TRAVAIL DEMANDÉ
1. Pourriez-vous reproduire à l'identique le passage de l'extrait sur la menace informatique qui débute aux mots « C’est ainsi que » et s'arrête après « reculer cette ignorance. » ?
2. Pouvez-vous condenser en une seule phrase plus courte le paragraphe de l'extrait sur la menace informatique qui commence par « C'est ainsi que l'affaire des Panama Papers », sans perdre ses faits principaux ?

EXTRAIT
________________________

Réalité de la menace informatique.

Les attaques informatiques que subissent les cabinets d’avocats internationaux nous semblent souvent bien éloignées, tant les médias font état d’affaires principalement étrangères qui ne visent que les données traitées par des cabinets de renom.

C’est ainsi que l’affaire des Panama Papers a éclaté après le piratage informatique d’un cabinet d’avocats panaméen, tout comme l’on sait que la publication de certaines données relatives à des célébrités américaines fut permise par le rançongiciel dont a été victime leur cabinet d’avocats.

Mais ce que l’on saisit moins, c’est que la menace ne se préoccupe pas des frontières géographiques, ni de la taille ou de la réputation du cabinet qu’elle attaque.

La récente médiatisation du piratage subit par un certain nombre d’avocats français travaillant dans des cabinets de taille parfois modeste pourrait contribuer à faire reculer cette ignorance.

Emotet à l’origine des attaques.

________________________

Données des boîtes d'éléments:

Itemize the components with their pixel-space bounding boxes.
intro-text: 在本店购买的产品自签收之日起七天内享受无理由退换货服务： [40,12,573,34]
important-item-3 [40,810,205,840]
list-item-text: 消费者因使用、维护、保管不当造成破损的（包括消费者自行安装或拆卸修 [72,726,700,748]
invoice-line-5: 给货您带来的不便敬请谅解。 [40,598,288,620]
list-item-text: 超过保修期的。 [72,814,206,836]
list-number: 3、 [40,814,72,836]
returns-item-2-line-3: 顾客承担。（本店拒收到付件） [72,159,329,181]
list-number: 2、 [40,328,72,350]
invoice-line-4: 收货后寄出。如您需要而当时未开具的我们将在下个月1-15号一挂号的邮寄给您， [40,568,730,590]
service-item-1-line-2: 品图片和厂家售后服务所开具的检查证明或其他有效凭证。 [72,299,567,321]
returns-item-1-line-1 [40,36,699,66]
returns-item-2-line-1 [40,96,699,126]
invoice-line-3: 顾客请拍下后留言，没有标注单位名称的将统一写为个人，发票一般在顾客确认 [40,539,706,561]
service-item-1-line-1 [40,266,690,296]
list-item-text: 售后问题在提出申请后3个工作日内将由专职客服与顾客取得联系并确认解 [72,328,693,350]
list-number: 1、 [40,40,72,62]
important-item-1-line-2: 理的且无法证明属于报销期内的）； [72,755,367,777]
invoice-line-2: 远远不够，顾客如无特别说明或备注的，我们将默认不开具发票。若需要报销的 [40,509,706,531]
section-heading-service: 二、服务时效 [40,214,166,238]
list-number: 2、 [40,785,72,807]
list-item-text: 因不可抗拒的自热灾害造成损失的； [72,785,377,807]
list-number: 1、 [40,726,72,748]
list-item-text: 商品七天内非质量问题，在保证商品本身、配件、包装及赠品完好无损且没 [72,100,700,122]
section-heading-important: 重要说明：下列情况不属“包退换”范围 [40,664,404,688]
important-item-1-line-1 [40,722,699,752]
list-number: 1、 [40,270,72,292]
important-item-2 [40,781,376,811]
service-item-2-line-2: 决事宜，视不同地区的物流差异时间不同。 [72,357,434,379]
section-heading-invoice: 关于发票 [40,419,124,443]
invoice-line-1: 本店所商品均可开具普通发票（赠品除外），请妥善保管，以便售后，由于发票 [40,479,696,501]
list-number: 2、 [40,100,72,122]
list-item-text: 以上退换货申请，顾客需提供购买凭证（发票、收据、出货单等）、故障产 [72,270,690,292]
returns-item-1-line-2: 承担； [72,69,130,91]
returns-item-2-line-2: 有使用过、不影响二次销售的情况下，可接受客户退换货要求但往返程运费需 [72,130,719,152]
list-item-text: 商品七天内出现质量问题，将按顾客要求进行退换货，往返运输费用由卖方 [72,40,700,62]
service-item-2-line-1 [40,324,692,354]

________________________

SOLUTIONS PROPOSÉES
1.
C’est ainsi que l’affaire des Panama Papers a éclaté après le piratage informatique d’un cabinet d’avocats panaméen, tout comme l’on sait que la publication de certaines données relatives à des célébrités américaines fut permise par le rançongiciel dont a été victime leur cabinet d’avocats.

Mais ce que l’on saisit moins, c’est que la menace ne se préoccupe pas des frontières géographiques, ni de la taille ou de la réputation du cabinet qu’elle attaque.

La récente médiatisation du piratage subit par un certain nombre d’avocats français travaillant dans des cabinets de taille parfois modeste pourrait contribuer à faire reculer cette ignorance.

2. L'affaire des Panama Papers a éclaté après le piratage d'un cabinet d'avocats panaméen, et un rançongiciel visant le cabinet d'avocats de célébrités américaines a permis la publication de certaines de leurs données.